━━━━━ Records for the exercise

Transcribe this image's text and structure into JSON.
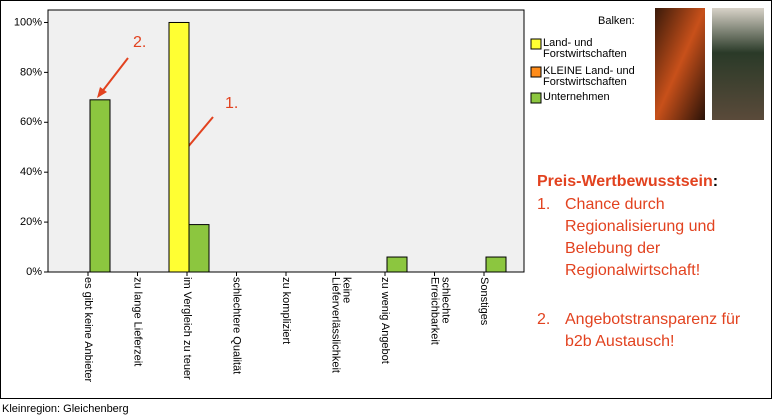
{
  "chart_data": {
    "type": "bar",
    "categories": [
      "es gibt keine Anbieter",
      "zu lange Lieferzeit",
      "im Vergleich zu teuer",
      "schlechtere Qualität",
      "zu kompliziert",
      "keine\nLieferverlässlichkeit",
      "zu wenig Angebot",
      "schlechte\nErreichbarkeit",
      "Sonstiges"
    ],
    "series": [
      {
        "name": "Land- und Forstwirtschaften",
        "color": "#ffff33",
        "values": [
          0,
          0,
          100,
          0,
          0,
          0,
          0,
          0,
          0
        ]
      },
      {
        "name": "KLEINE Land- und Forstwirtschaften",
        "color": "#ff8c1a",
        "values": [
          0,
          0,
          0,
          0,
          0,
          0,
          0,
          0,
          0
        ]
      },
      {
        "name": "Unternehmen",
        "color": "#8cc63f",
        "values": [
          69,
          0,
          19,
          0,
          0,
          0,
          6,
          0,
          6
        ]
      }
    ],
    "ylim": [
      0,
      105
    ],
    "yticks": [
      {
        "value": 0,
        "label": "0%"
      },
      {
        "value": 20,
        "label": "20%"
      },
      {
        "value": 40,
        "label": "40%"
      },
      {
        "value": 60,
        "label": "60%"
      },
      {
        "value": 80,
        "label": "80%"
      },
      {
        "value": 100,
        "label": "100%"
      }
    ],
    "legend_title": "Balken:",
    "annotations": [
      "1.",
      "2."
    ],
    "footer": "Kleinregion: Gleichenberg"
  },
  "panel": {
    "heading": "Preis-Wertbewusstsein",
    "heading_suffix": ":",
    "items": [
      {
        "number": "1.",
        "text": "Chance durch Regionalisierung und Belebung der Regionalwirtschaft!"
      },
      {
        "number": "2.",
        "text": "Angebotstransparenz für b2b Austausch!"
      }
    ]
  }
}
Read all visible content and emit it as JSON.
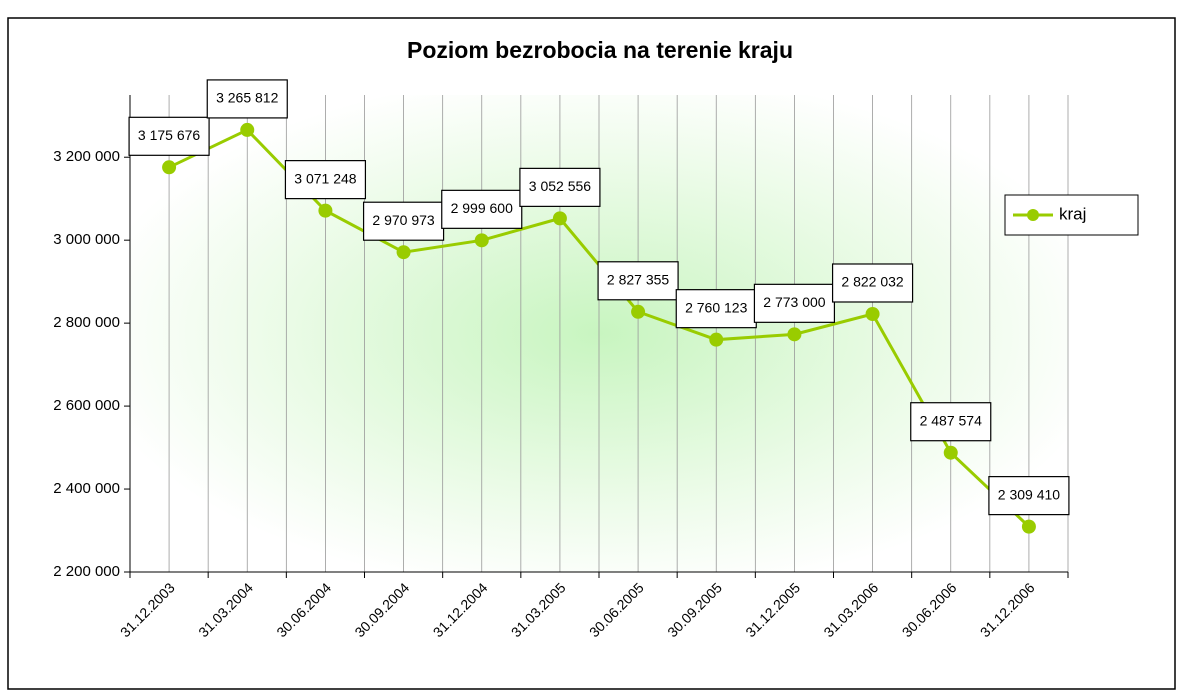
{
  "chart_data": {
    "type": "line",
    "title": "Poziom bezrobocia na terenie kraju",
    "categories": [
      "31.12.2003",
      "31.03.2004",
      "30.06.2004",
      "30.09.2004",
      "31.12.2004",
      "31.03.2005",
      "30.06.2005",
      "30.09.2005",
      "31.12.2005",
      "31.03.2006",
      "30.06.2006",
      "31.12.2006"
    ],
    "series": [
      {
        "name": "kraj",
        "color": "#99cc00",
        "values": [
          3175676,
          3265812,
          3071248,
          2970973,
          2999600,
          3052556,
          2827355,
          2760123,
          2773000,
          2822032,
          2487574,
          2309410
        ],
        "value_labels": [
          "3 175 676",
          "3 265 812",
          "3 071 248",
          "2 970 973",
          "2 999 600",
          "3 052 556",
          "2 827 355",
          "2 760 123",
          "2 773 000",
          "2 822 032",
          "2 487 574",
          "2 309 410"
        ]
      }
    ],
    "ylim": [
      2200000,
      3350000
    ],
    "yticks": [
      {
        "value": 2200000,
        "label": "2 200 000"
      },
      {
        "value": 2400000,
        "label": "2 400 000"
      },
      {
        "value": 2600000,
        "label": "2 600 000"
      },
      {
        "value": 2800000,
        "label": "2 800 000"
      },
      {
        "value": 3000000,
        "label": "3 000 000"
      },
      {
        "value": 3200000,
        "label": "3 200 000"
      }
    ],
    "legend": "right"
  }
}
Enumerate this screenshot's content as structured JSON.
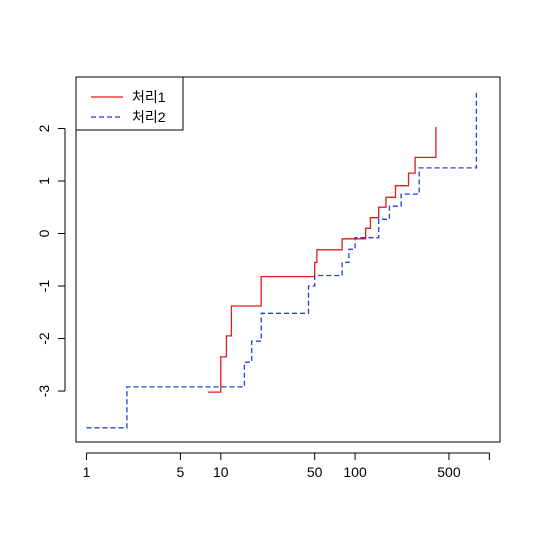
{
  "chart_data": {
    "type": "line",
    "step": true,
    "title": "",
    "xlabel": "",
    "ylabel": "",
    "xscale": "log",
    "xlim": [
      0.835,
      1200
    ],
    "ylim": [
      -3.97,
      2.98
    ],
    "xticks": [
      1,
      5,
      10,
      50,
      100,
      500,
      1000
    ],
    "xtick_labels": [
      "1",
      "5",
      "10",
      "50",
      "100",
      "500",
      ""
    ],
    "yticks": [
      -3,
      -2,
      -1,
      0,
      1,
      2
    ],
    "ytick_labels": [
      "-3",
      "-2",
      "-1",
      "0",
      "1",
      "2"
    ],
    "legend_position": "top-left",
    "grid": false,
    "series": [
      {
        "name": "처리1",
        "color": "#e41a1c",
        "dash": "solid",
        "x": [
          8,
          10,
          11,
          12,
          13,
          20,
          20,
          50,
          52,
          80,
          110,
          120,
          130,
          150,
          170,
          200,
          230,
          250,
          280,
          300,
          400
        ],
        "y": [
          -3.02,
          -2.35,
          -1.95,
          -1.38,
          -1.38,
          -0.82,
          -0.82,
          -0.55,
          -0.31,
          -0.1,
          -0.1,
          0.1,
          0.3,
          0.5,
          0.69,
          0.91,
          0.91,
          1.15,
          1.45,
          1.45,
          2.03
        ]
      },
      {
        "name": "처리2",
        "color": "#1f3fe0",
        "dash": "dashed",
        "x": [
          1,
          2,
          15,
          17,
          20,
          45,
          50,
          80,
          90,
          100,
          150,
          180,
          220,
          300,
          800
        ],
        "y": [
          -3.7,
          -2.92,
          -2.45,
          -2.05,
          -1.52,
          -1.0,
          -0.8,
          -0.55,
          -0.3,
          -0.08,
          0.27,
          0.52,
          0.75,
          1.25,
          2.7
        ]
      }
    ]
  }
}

━━━━━━━━━━

## Problem requirements:
Each line of the data is to be duplicated exactly; pictures stay out of the copy.

## Output of the exercise:
Transcribe this image's text and structure into JSON.
{
  "chart_data": {
    "type": "bar",
    "categories": [
      "es gibt keine Anbieter",
      "zu lange Lieferzeit",
      "im Vergleich zu teuer",
      "schlechtere Qualität",
      "zu kompliziert",
      "keine\nLieferverlässlichkeit",
      "zu wenig Angebot",
      "schlechte\nErreichbarkeit",
      "Sonstiges"
    ],
    "series": [
      {
        "name": "Land- und Forstwirtschaften",
        "color": "#ffff33",
        "values": [
          0,
          0,
          100,
          0,
          0,
          0,
          0,
          0,
          0
        ]
      },
      {
        "name": "KLEINE Land- und Forstwirtschaften",
        "color": "#ff8c1a",
        "values": [
          0,
          0,
          0,
          0,
          0,
          0,
          0,
          0,
          0
        ]
      },
      {
        "name": "Unternehmen",
        "color": "#8cc63f",
        "values": [
          69,
          0,
          19,
          0,
          0,
          0,
          6,
          0,
          6
        ]
      }
    ],
    "ylim": [
      0,
      105
    ],
    "yticks": [
      {
        "value": 0,
        "label": "0%"
      },
      {
        "value": 20,
        "label": "20%"
      },
      {
        "value": 40,
        "label": "40%"
      },
      {
        "value": 60,
        "label": "60%"
      },
      {
        "value": 80,
        "label": "80%"
      },
      {
        "value": 100,
        "label": "100%"
      }
    ],
    "legend_title": "Balken:",
    "annotations": [
      "1.",
      "2."
    ],
    "footer": "Kleinregion: Gleichenberg"
  },
  "panel": {
    "heading": "Preis-Wertbewusstsein",
    "heading_suffix": ":",
    "items": [
      {
        "number": "1.",
        "text": "Chance durch Regionalisierung und Belebung der Regionalwirtschaft!"
      },
      {
        "number": "2.",
        "text": "Angebotstransparenz für b2b Austausch!"
      }
    ]
  }
}
Read all visible content and emit it as JSON.
{
  "chart_data": {
    "type": "line",
    "title": "Poziom bezrobocia na terenie kraju",
    "categories": [
      "31.12.2003",
      "31.03.2004",
      "30.06.2004",
      "30.09.2004",
      "31.12.2004",
      "31.03.2005",
      "30.06.2005",
      "30.09.2005",
      "31.12.2005",
      "31.03.2006",
      "30.06.2006",
      "31.12.2006"
    ],
    "series": [
      {
        "name": "kraj",
        "color": "#99cc00",
        "values": [
          3175676,
          3265812,
          3071248,
          2970973,
          2999600,
          3052556,
          2827355,
          2760123,
          2773000,
          2822032,
          2487574,
          2309410
        ],
        "value_labels": [
          "3 175 676",
          "3 265 812",
          "3 071 248",
          "2 970 973",
          "2 999 600",
          "3 052 556",
          "2 827 355",
          "2 760 123",
          "2 773 000",
          "2 822 032",
          "2 487 574",
          "2 309 410"
        ]
      }
    ],
    "ylim": [
      2200000,
      3350000
    ],
    "yticks": [
      {
        "value": 2200000,
        "label": "2 200 000"
      },
      {
        "value": 2400000,
        "label": "2 400 000"
      },
      {
        "value": 2600000,
        "label": "2 600 000"
      },
      {
        "value": 2800000,
        "label": "2 800 000"
      },
      {
        "value": 3000000,
        "label": "3 000 000"
      },
      {
        "value": 3200000,
        "label": "3 200 000"
      }
    ],
    "legend": "right"
  }
}
Enumerate this screenshot's content as structured JSON.
{
  "chart_data": {
    "type": "line",
    "step": true,
    "title": "",
    "xlabel": "",
    "ylabel": "",
    "xscale": "log",
    "xlim": [
      0.835,
      1200
    ],
    "ylim": [
      -3.97,
      2.98
    ],
    "xticks": [
      1,
      5,
      10,
      50,
      100,
      500,
      1000
    ],
    "xtick_labels": [
      "1",
      "5",
      "10",
      "50",
      "100",
      "500",
      ""
    ],
    "yticks": [
      -3,
      -2,
      -1,
      0,
      1,
      2
    ],
    "ytick_labels": [
      "-3",
      "-2",
      "-1",
      "0",
      "1",
      "2"
    ],
    "legend_position": "top-left",
    "grid": false,
    "series": [
      {
        "name": "처리1",
        "color": "#e41a1c",
        "dash": "solid",
        "x": [
          8,
          10,
          11,
          12,
          13,
          20,
          20,
          50,
          52,
          80,
          110,
          120,
          130,
          150,
          170,
          200,
          230,
          250,
          280,
          300,
          400
        ],
        "y": [
          -3.02,
          -2.35,
          -1.95,
          -1.38,
          -1.38,
          -0.82,
          -0.82,
          -0.55,
          -0.31,
          -0.1,
          -0.1,
          0.1,
          0.3,
          0.5,
          0.69,
          0.91,
          0.91,
          1.15,
          1.45,
          1.45,
          2.03
        ]
      },
      {
        "name": "처리2",
        "color": "#1f3fe0",
        "dash": "dashed",
        "x": [
          1,
          2,
          15,
          17,
          20,
          45,
          50,
          80,
          90,
          100,
          150,
          180,
          220,
          300,
          800
        ],
        "y": [
          -3.7,
          -2.92,
          -2.45,
          -2.05,
          -1.52,
          -1.0,
          -0.8,
          -0.55,
          -0.3,
          -0.08,
          0.27,
          0.52,
          0.75,
          1.25,
          2.7
        ]
      }
    ]
  }
}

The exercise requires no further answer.